[Provided material]
::::::::::
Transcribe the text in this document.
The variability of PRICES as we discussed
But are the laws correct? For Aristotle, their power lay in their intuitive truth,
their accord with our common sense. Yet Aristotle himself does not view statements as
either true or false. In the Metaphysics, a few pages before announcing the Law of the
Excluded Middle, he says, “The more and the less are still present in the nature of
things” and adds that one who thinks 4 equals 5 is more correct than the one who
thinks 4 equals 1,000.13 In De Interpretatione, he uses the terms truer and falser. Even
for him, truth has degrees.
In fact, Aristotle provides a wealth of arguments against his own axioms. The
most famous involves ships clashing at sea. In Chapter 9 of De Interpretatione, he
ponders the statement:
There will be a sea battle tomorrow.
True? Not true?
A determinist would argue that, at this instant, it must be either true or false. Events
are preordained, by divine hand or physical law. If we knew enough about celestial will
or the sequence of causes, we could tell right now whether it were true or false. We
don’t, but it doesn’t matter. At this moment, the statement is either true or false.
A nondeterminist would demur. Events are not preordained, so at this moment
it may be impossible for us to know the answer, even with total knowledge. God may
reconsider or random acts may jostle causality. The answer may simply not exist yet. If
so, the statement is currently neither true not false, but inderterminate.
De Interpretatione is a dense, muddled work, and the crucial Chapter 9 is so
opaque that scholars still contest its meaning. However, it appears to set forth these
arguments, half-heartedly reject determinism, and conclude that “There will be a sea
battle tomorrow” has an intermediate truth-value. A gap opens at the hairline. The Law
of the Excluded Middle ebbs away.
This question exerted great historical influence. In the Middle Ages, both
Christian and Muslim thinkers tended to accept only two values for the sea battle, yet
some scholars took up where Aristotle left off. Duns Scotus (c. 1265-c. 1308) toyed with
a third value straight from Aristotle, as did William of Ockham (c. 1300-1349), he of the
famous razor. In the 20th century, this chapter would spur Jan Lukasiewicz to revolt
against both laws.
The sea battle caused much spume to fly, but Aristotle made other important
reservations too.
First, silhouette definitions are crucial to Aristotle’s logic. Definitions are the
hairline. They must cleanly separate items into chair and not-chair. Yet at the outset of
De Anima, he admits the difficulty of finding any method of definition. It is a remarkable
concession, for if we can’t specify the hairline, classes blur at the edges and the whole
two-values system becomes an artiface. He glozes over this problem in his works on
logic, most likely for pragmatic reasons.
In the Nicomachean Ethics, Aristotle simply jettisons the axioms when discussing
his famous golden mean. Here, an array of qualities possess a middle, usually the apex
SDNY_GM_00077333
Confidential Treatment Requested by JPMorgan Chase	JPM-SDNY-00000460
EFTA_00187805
::::::::::
[Written task] Send back all of the entries exactly, with nothing missing.

[The completed task]
Transcribe the text in this document.
The variability of PRICES as we discussed
But are the laws correct? For Aristotle, their power lay in their intuitive truth,
their accord with our common sense. Yet Aristotle himself does not view statements as
either true or false. In the Metaphysics, a few pages before announcing the Law of the
Excluded Middle, he says, “The more and the less are still present in the nature of
things” and adds that one who thinks 4 equals 5 is more correct than the one who
thinks 4 equals 1,000.13 In De Interpretatione, he uses the terms truer and falser. Even
for him, truth has degrees.
In fact, Aristotle provides a wealth of arguments against his own axioms. The
most famous involves ships clashing at sea. In Chapter 9 of De Interpretatione, he
ponders the statement:
There will be a sea battle tomorrow.
True? Not true?
A determinist would argue that, at this instant, it must be either true or false. Events
are preordained, by divine hand or physical law. If we knew enough about celestial will
or the sequence of causes, we could tell right now whether it were true or false. We
don’t, but it doesn’t matter. At this moment, the statement is either true or false.
A nondeterminist would demur. Events are not preordained, so at this moment
it may be impossible for us to know the answer, even with total knowledge. God may
reconsider or random acts may jostle causality. The answer may simply not exist yet. If
so, the statement is currently neither true not false, but inderterminate.
De Interpretatione is a dense, muddled work, and the crucial Chapter 9 is so
opaque that scholars still contest its meaning. However, it appears to set forth these
arguments, half-heartedly reject determinism, and conclude that “There will be a sea
battle tomorrow” has an intermediate truth-value. A gap opens at the hairline. The Law
of the Excluded Middle ebbs away.
This question exerted great historical influence. In the Middle Ages, both
Christian and Muslim thinkers tended to accept only two values for the sea battle, yet
some scholars took up where Aristotle left off. Duns Scotus (c. 1265-c. 1308) toyed with
a third value straight from Aristotle, as did William of Ockham (c. 1300-1349), he of the
famous razor. In the 20th century, this chapter would spur Jan Lukasiewicz to revolt
against both laws.
The sea battle caused much spume to fly, but Aristotle made other important
reservations too.
First, silhouette definitions are crucial to Aristotle’s logic. Definitions are the
hairline. They must cleanly separate items into chair and not-chair. Yet at the outset of
De Anima, he admits the difficulty of finding any method of definition. It is a remarkable
concession, for if we can’t specify the hairline, classes blur at the edges and the whole
two-values system becomes an artiface. He glozes over this problem in his works on
logic, most likely for pragmatic reasons.
In the Nicomachean Ethics, Aristotle simply jettisons the axioms when discussing
his famous golden mean. Here, an array of qualities possess a middle, usually the apex
SDNY_GM_00077333
Confidential Treatment Requested by JPMorgan Chase	JPM-SDNY-00000460
EFTA_00187805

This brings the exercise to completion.